---------- Extracted information

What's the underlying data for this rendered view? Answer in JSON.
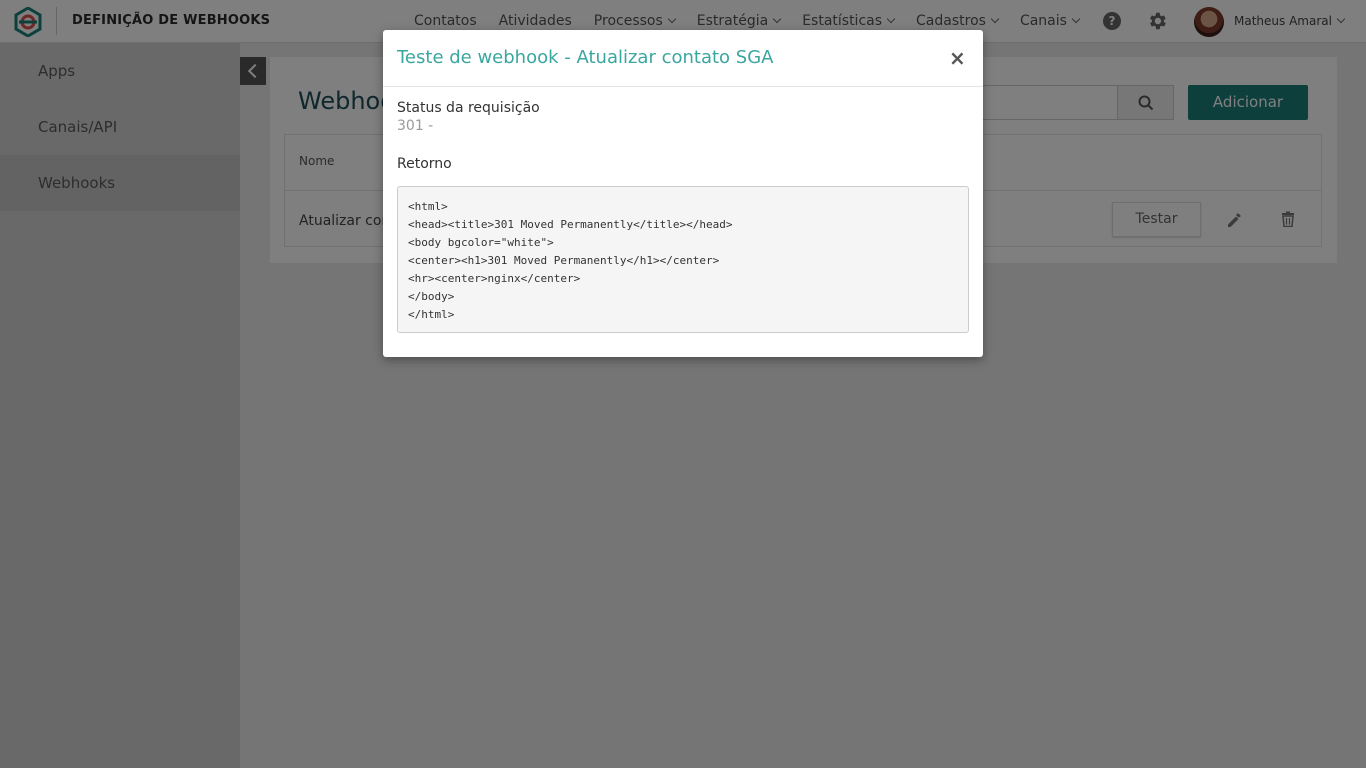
{
  "topbar": {
    "page_title": "DEFINIÇÃO DE WEBHOOKS",
    "nav": [
      {
        "label": "Contatos",
        "dropdown": false
      },
      {
        "label": "Atividades",
        "dropdown": false
      },
      {
        "label": "Processos",
        "dropdown": true
      },
      {
        "label": "Estratégia",
        "dropdown": true
      },
      {
        "label": "Estatísticas",
        "dropdown": true
      },
      {
        "label": "Cadastros",
        "dropdown": true
      },
      {
        "label": "Canais",
        "dropdown": true
      }
    ],
    "help_icon": "?",
    "user_name": "Matheus Amaral"
  },
  "sidebar": {
    "items": [
      {
        "label": "Apps"
      },
      {
        "label": "Canais/API"
      },
      {
        "label": "Webhooks"
      }
    ],
    "active_index": 2
  },
  "main": {
    "title": "Webhooks",
    "add_button": "Adicionar",
    "table": {
      "column_name": "Nome",
      "rows": [
        {
          "name": "Atualizar contato SGA",
          "test_label": "Testar"
        }
      ]
    }
  },
  "modal": {
    "title": "Teste de webhook - Atualizar contato SGA",
    "status_label": "Status da requisição",
    "status_value": "301 -",
    "return_label": "Retorno",
    "response_body": "<html>\n<head><title>301 Moved Permanently</title></head>\n<body bgcolor=\"white\">\n<center><h1>301 Moved Permanently</h1></center>\n<hr><center>nginx</center>\n</body>\n</html>"
  },
  "colors": {
    "accent": "#3aa6a0",
    "primary_button": "#1a8178",
    "overlay": "rgba(0,0,0,0.5)"
  }
}
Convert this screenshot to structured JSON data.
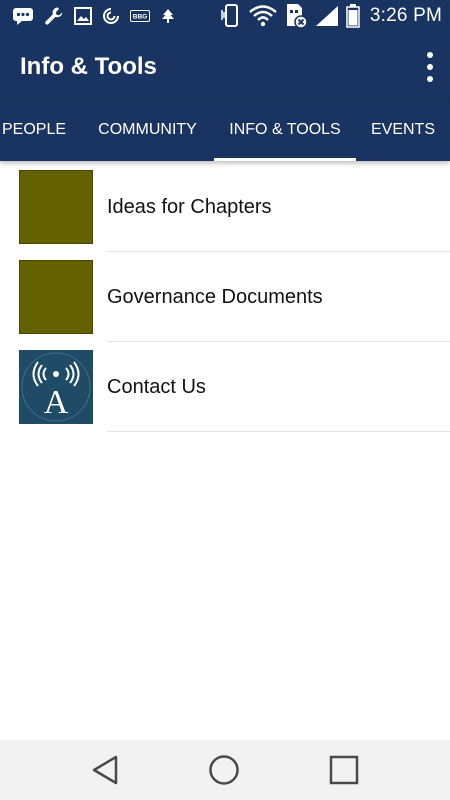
{
  "status_bar": {
    "time": "3:26 PM",
    "left_icons": [
      "chat-icon",
      "wrench-icon",
      "image-icon",
      "sync-icon",
      "bbg-icon",
      "tree-icon"
    ],
    "right_icons": [
      "vibrate-icon",
      "wifi-icon",
      "sim-icon",
      "signal-icon",
      "battery-icon"
    ],
    "bbg_text": "BBG"
  },
  "toolbar": {
    "title": "Info & Tools",
    "menu_icon": "overflow-menu-icon"
  },
  "tabs": [
    {
      "label": "PEOPLE",
      "selected": false
    },
    {
      "label": "COMMUNITY",
      "selected": false
    },
    {
      "label": "INFO & TOOLS",
      "selected": true
    },
    {
      "label": "EVENTS",
      "selected": false
    }
  ],
  "list": {
    "items": [
      {
        "label": "Ideas for Chapters",
        "thumb_color": "#636100"
      },
      {
        "label": "Governance Documents",
        "thumb_color": "#636100"
      },
      {
        "label": "Contact Us",
        "thumb_color": "#1f4b66",
        "thumb_icon": "radio-tower-icon",
        "thumb_letter": "A"
      }
    ]
  },
  "nav_bar": {
    "buttons": [
      "back-icon",
      "home-icon",
      "recent-apps-icon"
    ]
  },
  "colors": {
    "primary": "#1a3461",
    "olive": "#636100",
    "contact_bg": "#1f4b66",
    "nav_bg": "#f2f2f2"
  }
}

--------------------

*Exercise description*: Each entry above is to be written out again unchanged, apart from the pictures, which are left out.

*Final answer*:
What's the underlying data for this rendered view? Answer in JSON.
{
  "topbar": {
    "page_title": "DEFINIÇÃO DE WEBHOOKS",
    "nav": [
      {
        "label": "Contatos",
        "dropdown": false
      },
      {
        "label": "Atividades",
        "dropdown": false
      },
      {
        "label": "Processos",
        "dropdown": true
      },
      {
        "label": "Estratégia",
        "dropdown": true
      },
      {
        "label": "Estatísticas",
        "dropdown": true
      },
      {
        "label": "Cadastros",
        "dropdown": true
      },
      {
        "label": "Canais",
        "dropdown": true
      }
    ],
    "help_icon": "?",
    "user_name": "Matheus Amaral"
  },
  "sidebar": {
    "items": [
      {
        "label": "Apps"
      },
      {
        "label": "Canais/API"
      },
      {
        "label": "Webhooks"
      }
    ],
    "active_index": 2
  },
  "main": {
    "title": "Webhooks",
    "add_button": "Adicionar",
    "table": {
      "column_name": "Nome",
      "rows": [
        {
          "name": "Atualizar contato SGA",
          "test_label": "Testar"
        }
      ]
    }
  },
  "modal": {
    "title": "Teste de webhook - Atualizar contato SGA",
    "status_label": "Status da requisição",
    "status_value": "301 -",
    "return_label": "Retorno",
    "response_body": "<html>\n<head><title>301 Moved Permanently</title></head>\n<body bgcolor=\"white\">\n<center><h1>301 Moved Permanently</h1></center>\n<hr><center>nginx</center>\n</body>\n</html>"
  },
  "colors": {
    "accent": "#3aa6a0",
    "primary_button": "#1a8178",
    "overlay": "rgba(0,0,0,0.5)"
  }
}
Convert this screenshot to structured JSON data.
{
  "status_bar": {
    "time": "3:26 PM",
    "left_icons": [
      "chat-icon",
      "wrench-icon",
      "image-icon",
      "sync-icon",
      "bbg-icon",
      "tree-icon"
    ],
    "right_icons": [
      "vibrate-icon",
      "wifi-icon",
      "sim-icon",
      "signal-icon",
      "battery-icon"
    ],
    "bbg_text": "BBG"
  },
  "toolbar": {
    "title": "Info & Tools",
    "menu_icon": "overflow-menu-icon"
  },
  "tabs": [
    {
      "label": "PEOPLE",
      "selected": false
    },
    {
      "label": "COMMUNITY",
      "selected": false
    },
    {
      "label": "INFO & TOOLS",
      "selected": true
    },
    {
      "label": "EVENTS",
      "selected": false
    }
  ],
  "list": {
    "items": [
      {
        "label": "Ideas for Chapters",
        "thumb_color": "#636100"
      },
      {
        "label": "Governance Documents",
        "thumb_color": "#636100"
      },
      {
        "label": "Contact Us",
        "thumb_color": "#1f4b66",
        "thumb_icon": "radio-tower-icon",
        "thumb_letter": "A"
      }
    ]
  },
  "nav_bar": {
    "buttons": [
      "back-icon",
      "home-icon",
      "recent-apps-icon"
    ]
  },
  "colors": {
    "primary": "#1a3461",
    "olive": "#636100",
    "contact_bg": "#1f4b66",
    "nav_bg": "#f2f2f2"
  }
}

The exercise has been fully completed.